→ Aim of the exercise
Below are the records; collect from them each line containing the string "bold".

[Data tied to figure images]
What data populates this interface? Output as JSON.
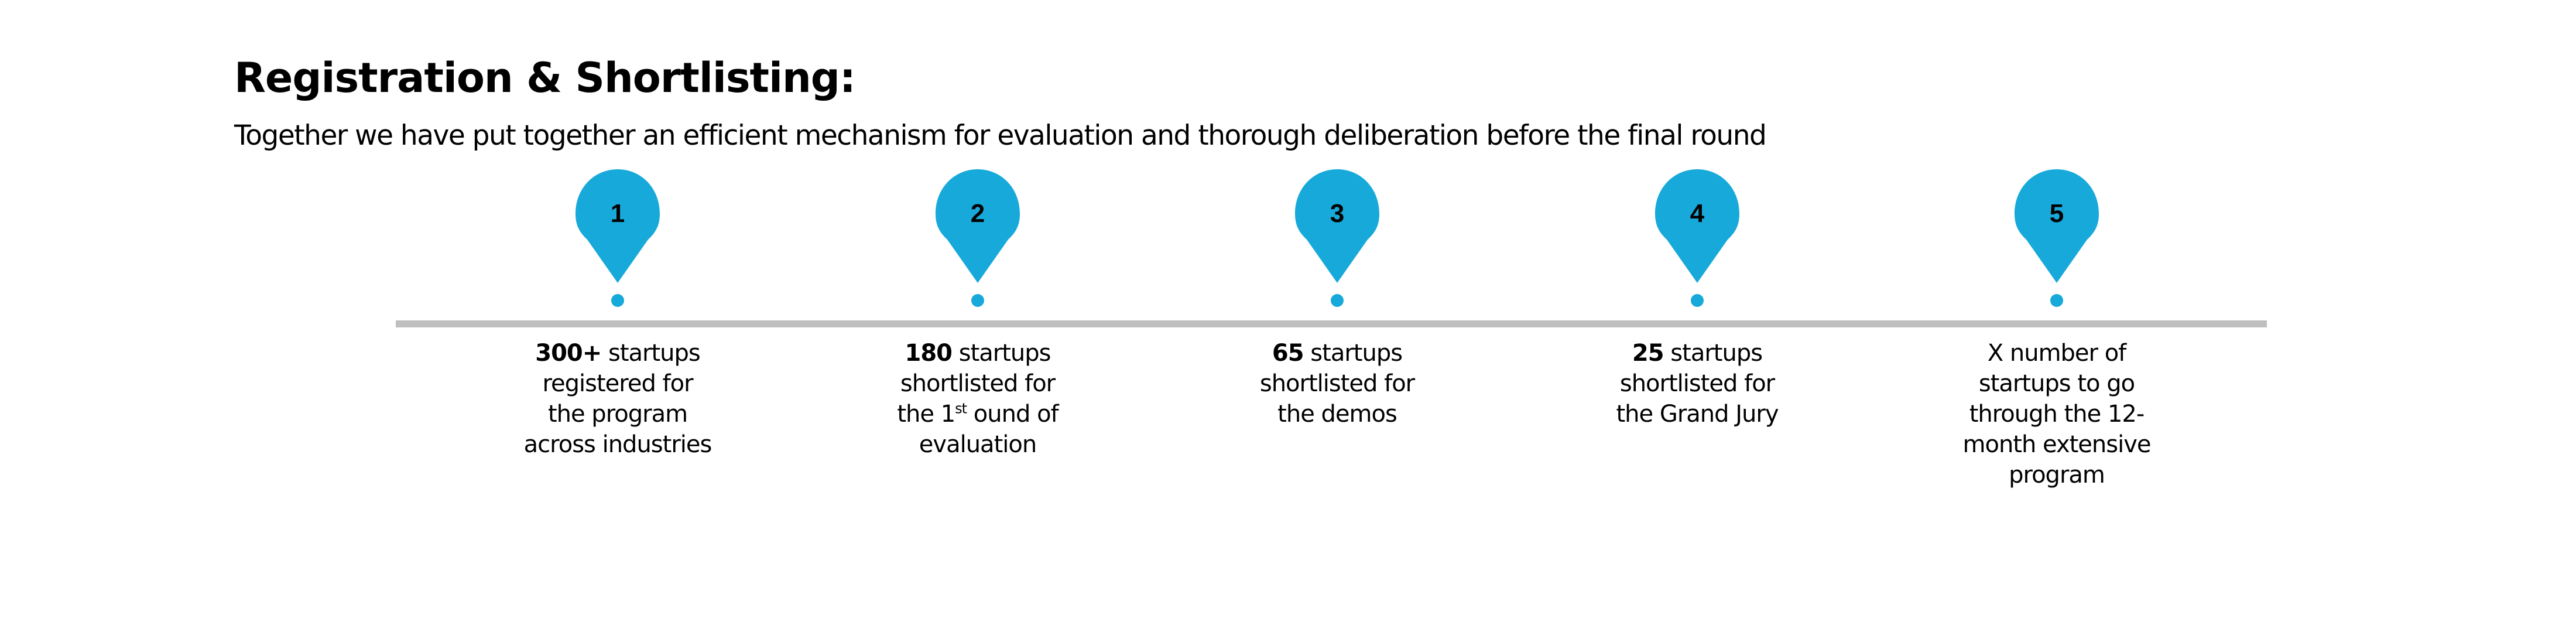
{
  "header": {
    "title": "Registration & Shortlisting:",
    "subtitle": "Together we have put together an efficient mechanism for evaluation and thorough deliberation before the final round"
  },
  "colors": {
    "accent": "#17a9d9",
    "timeline": "#bfbfbf"
  },
  "steps": [
    {
      "number": "1",
      "bold": "300+",
      "lines": [
        " startups",
        "registered for",
        "the program",
        "across industries"
      ]
    },
    {
      "number": "2",
      "bold": "180",
      "lines": [
        " startups",
        "shortlisted for",
        "the 1",
        "st",
        " ound of",
        "evaluation"
      ]
    },
    {
      "number": "3",
      "bold": "65",
      "lines": [
        " startups",
        "shortlisted for",
        "the demos"
      ]
    },
    {
      "number": "4",
      "bold": "25",
      "lines": [
        " startups",
        "shortlisted for",
        "the Grand Jury"
      ]
    },
    {
      "number": "5",
      "bold": "",
      "lines": [
        "X number of",
        "startups to go",
        "through the 12-",
        "month extensive",
        "program"
      ]
    }
  ]
}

→ Solution below
      "bold": "300+",
      "bold": "180",
      "bold": "65",
      "bold": "25",
      "bold": "",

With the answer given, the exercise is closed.